#### Exercise description
Search the material below for "Sugars" and copy every line where it occurs.

#### Source material
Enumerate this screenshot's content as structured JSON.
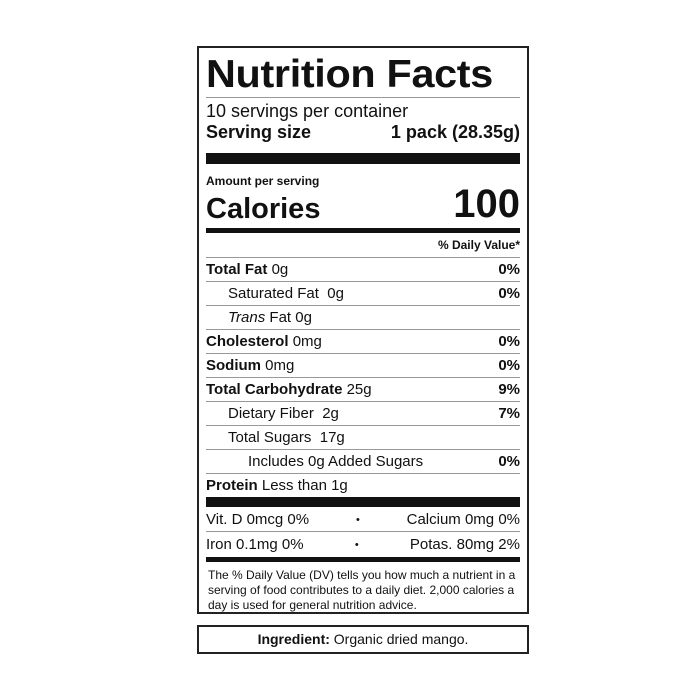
{
  "title": "Nutrition Facts",
  "servings_per_container": "10 servings per container",
  "serving_size_label": "Serving size",
  "serving_size_value": "1 pack (28.35g)",
  "amount_per_serving": "Amount per serving",
  "calories_label": "Calories",
  "calories_value": "100",
  "daily_value_header": "% Daily Value*",
  "nutrients": [
    {
      "name": "Total Fat",
      "amount": "0g",
      "dv": "0%"
    },
    {
      "name": "Saturated Fat",
      "amount": "0g",
      "dv": "0%"
    },
    {
      "name": "Trans",
      "name_rest": "Fat",
      "amount": "0g",
      "dv": ""
    },
    {
      "name": "Cholesterol",
      "amount": "0mg",
      "dv": "0%"
    },
    {
      "name": "Sodium",
      "amount": "0mg",
      "dv": "0%"
    },
    {
      "name": "Total Carbohydrate",
      "amount": "25g",
      "dv": "9%"
    },
    {
      "name": "Dietary Fiber",
      "amount": "2g",
      "dv": "7%"
    },
    {
      "name": "Total Sugars",
      "amount": "17g",
      "dv": ""
    },
    {
      "name": "Includes 0g Added Sugars",
      "amount": "",
      "dv": "0%"
    },
    {
      "name": "Protein",
      "amount": "Less than 1g",
      "dv": ""
    }
  ],
  "vitamins": [
    {
      "left": "Vit. D 0mcg 0%",
      "right": "Calcium 0mg 0%"
    },
    {
      "left": "Iron 0.1mg 0%",
      "right": "Potas. 80mg 2%"
    }
  ],
  "separator": "•",
  "footnote": "The % Daily Value (DV) tells you how much a nutrient in a serving of food contributes to a daily diet. 2,000 calories a day is used for general nutrition advice.",
  "ingredient_label": "Ingredient:",
  "ingredient_text": "Organic dried mango."
}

#### Exercise solution
      "name": "Total Sugars",
      "name": "Includes 0g Added Sugars",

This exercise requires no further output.